ATTIVITÀ DA SVOLGERE:
**1)** Riproduca fedelmente la parte del testo sulla gratitudine che va da "Non c’è molta" giù fino a "buie, lati oscuri.".
**2)** Prosegua il testo sulla gratitudine a partire dal punto in cui si interrompe.

BRANO DI LETTURA:
☆ ☆ ☆

Non c’è molta gratitudine attorno a noi. Piuttosto abbonda il suo opposto. Siamo circondati da persone insoddisfatte che pensano di essere sempre in credito con la vita e non ritengono di dovere molto agli altri.
Ma chi è l’ingrato? L’ingrato è colui che dimentica o che, a un certo punto, non riconosce più il bene che gli è stato dato. Il che ci rende tutti, più o meno, ingrati.
Quando è stata l’ultima volta che abbiamo detto: «Sono grato della mia vita, sono grato di quello che ho?» E chi se lo ricorda. E come siamo abili nel riconoscere l’ingratitudine negli altri. Ma quando si tratta di noi, le cose si complicano, perché tendiamo a negare di possedere sentimenti negativi, zone buie, lati oscuri.
Il fatto di non riuscire a riconoscere la propria ingratitudine rende l’ego ipertrofico e ci condanna a una particolare attitudine all’insoddisfazione. Perdiamo la visione d’insieme, non ci basta mai nulla e, senza nemmeno sapere perché, ci ritroviamo a inseguire rovinosi ideali di perfezione. Tuttavia riportare la gratitudine nel nostro modo di pensare e agire è possibile, ma non abbiamo che una strada: la consapevolezza. Volenti o nolenti, tutte le nostre faccende interne irrisolte ce le portiamo dietro nella pratica dello yoga. Compresa l’ingratitudine. E mentre la vita ordinaria per lo più ci distrae dal problema o addirittura lo esalta, lo yoga potrebbe darci una mano a comprenderlo e a superarlo.
Nel raja-yoga l’ingratitudine è considerata uno degli ostacoli all’efficacia della pratica dello yoga. La risoluzione di questi ostacoli passa attraverso la necessità di sviluppare i sentimenti opposti a quelli che infestano costantemente la nostra mente egoica, per ottenere citta prasadanam, la purificazione della mente. Lo yogin è tenuto ad applicarsi intensamente sulla gratitudine, l’amicizia, la compassione, la gioia, il distacco… se vuole superare viksepa, cioè la mente in conflitto, che si manifesta comunemente attraverso la dispersione mentale. La gratitudine dunque rappresenta un elemento essenziale della pratica. Ma come si fa a riconoscerla e poi a svilupparla? Innanzitutto occorre partire da una sincera riflessione sul tipo di atteggiamento che abbiamo nei confronti del nostro corpo e dei nostri desideri legati al corpo.

☆ ☆ ☆

DATI FORNITI:
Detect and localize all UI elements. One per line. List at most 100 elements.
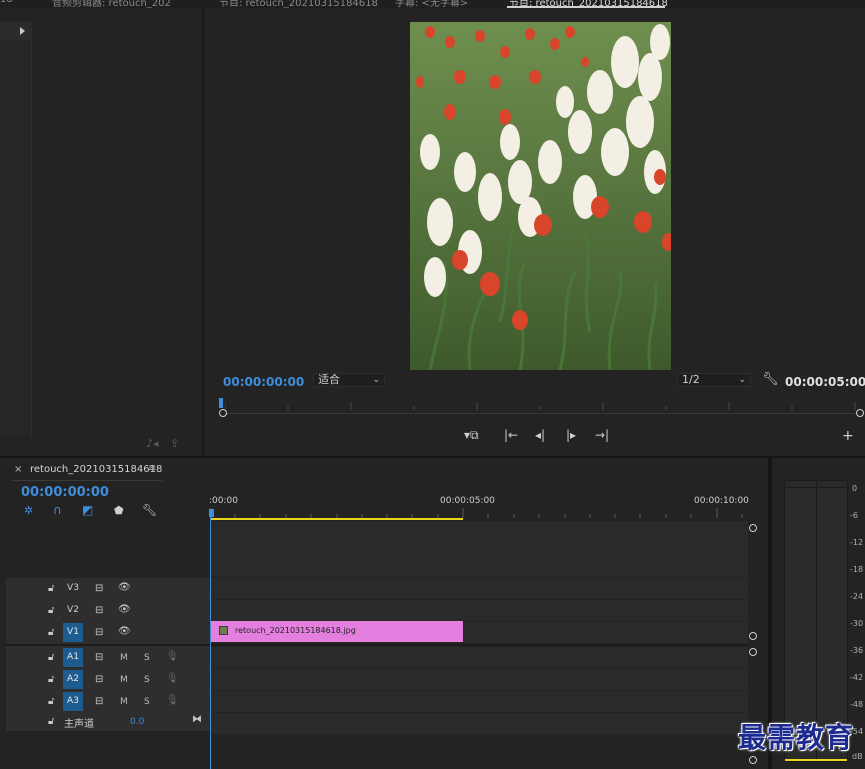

☆ ☆ ☆

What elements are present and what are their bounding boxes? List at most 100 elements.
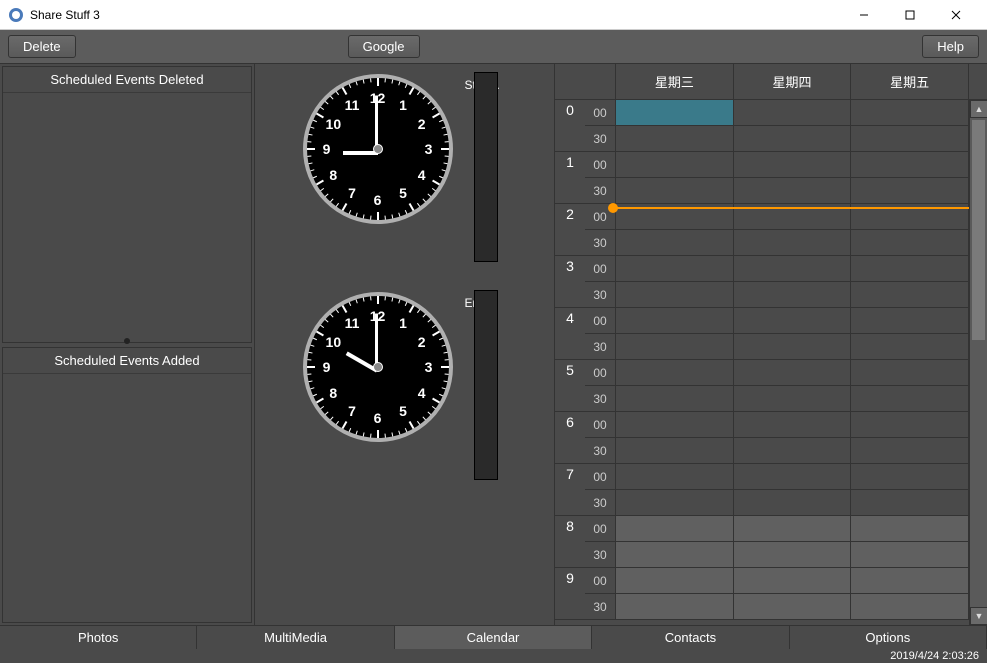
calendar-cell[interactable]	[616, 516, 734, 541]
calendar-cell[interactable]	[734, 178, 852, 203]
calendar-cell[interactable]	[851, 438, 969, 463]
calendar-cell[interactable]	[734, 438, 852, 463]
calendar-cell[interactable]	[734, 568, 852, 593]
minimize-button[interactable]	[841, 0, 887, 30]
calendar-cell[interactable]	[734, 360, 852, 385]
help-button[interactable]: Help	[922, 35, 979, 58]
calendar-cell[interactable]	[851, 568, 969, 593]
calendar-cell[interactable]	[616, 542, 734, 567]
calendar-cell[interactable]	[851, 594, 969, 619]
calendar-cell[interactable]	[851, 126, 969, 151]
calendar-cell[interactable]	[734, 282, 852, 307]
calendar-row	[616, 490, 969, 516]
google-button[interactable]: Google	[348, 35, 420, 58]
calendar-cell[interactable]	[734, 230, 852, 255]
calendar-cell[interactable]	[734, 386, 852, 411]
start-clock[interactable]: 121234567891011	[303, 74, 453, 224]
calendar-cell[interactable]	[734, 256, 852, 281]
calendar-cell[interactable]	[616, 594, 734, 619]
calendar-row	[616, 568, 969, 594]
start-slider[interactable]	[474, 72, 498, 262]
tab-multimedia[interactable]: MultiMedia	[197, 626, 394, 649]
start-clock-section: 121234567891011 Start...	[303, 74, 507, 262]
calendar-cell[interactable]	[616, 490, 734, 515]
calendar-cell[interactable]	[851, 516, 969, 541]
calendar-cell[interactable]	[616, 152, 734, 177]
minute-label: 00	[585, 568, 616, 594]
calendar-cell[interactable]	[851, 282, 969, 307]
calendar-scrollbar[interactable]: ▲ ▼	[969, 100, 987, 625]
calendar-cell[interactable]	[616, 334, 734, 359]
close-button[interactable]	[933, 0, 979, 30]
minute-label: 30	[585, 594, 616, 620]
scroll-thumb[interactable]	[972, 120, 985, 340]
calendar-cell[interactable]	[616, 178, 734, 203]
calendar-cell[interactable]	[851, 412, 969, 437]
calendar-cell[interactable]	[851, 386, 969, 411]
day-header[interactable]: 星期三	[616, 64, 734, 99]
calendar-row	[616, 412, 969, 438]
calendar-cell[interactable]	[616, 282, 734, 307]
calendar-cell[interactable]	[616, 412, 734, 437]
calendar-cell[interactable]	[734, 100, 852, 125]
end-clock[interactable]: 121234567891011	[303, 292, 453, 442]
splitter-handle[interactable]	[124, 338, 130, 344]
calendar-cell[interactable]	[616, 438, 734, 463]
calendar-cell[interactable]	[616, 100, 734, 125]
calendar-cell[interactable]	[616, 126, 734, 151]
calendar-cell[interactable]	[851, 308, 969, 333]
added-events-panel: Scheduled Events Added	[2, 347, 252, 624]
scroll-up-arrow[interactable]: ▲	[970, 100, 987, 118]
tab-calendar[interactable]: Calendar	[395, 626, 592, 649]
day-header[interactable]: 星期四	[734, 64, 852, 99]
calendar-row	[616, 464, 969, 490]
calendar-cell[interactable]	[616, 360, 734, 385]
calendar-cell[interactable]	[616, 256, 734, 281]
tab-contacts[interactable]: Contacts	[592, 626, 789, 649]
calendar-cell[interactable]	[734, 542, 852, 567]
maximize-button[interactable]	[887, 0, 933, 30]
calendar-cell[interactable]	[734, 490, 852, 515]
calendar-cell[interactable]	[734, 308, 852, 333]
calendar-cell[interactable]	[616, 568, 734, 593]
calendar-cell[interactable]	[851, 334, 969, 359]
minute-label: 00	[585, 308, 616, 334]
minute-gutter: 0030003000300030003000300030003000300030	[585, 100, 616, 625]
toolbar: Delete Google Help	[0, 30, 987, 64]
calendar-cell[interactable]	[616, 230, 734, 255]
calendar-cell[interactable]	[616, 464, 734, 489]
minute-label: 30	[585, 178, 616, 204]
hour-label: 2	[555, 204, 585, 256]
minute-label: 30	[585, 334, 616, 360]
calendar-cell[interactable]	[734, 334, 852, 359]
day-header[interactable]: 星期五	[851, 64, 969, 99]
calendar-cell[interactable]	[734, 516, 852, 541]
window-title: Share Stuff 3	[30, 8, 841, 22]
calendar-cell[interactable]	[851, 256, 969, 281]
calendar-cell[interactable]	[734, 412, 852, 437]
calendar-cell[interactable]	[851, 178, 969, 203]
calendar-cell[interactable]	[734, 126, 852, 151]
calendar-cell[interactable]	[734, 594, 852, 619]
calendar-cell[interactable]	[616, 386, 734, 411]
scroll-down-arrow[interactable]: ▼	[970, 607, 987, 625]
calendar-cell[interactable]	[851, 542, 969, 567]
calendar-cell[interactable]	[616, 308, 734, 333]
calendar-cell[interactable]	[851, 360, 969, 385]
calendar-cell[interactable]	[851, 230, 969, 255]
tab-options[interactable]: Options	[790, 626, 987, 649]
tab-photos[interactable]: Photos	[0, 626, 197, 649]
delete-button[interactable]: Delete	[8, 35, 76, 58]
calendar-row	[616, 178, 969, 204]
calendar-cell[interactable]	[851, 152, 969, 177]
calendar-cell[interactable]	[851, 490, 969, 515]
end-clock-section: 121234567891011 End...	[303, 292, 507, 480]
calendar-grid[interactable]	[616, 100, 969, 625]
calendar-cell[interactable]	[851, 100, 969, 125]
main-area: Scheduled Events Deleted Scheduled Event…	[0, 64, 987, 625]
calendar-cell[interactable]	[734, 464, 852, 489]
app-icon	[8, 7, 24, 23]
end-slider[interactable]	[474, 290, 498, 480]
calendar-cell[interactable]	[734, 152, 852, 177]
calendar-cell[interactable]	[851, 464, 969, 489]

☆ ☆ ☆

LE RISPOSTE:
**1)**
Non c’è molta gratitudine attorno a noi. Piuttosto abbonda il suo opposto. Siamo circondati da persone insoddisfatte che pensano di essere sempre in credito con la vita e non ritengono di dovere molto agli altri.
Ma chi è l’ingrato? L’ingrato è colui che dimentica o che, a un certo punto, non riconosce più il bene che gli è stato dato. Il che ci rende tutti, più o meno, ingrati.
Quando è stata l’ultima volta che abbiamo detto: «Sono grato della mia vita, sono grato di quello che ho?» E chi se lo ricorda. E come siamo abili nel riconoscere l’ingratitudine negli altri. Ma quando si tratta di noi, le cose si complicano, perché tendiamo a negare di possedere sentimenti negativi, zone buie, lati oscuri.

**2)**
Lo hatha-yoga è il metodo che usa il corpo fisico come strumento di indagine per armonizzare le dualità e farci raggiungere l’unione con il divino. Ma noi praticanti di hatha-yoga come stiamo usando il corpo fisico durante la pratica? Mettiamoci comodi sul tappetino, respiriamo in silenzio, lontani da ogni distrazione e chiediamoci: perché pratico? Cosa sto chiedendo a questa pratica? Raramente chiediamo di cambiare il nostro modo di pensare o di contattare una qualche forma di trascendenza.
Nella maggior parte dei casi prevale il desiderio di voler modificare il corpo fisico. Usiamo la pratica di āsana per diventare più snelli e tonici, più “in forma”. Ma, il più delle volte, la forma che abbiamo in mente di raggiungere è un ideale estetico generato dai condizionamenti sociali, una forma che non ha niente a che vedere con svarupa, la nostra vera forma, la forma del Sé, che lo yoga ricerca come obiettivo ultimo.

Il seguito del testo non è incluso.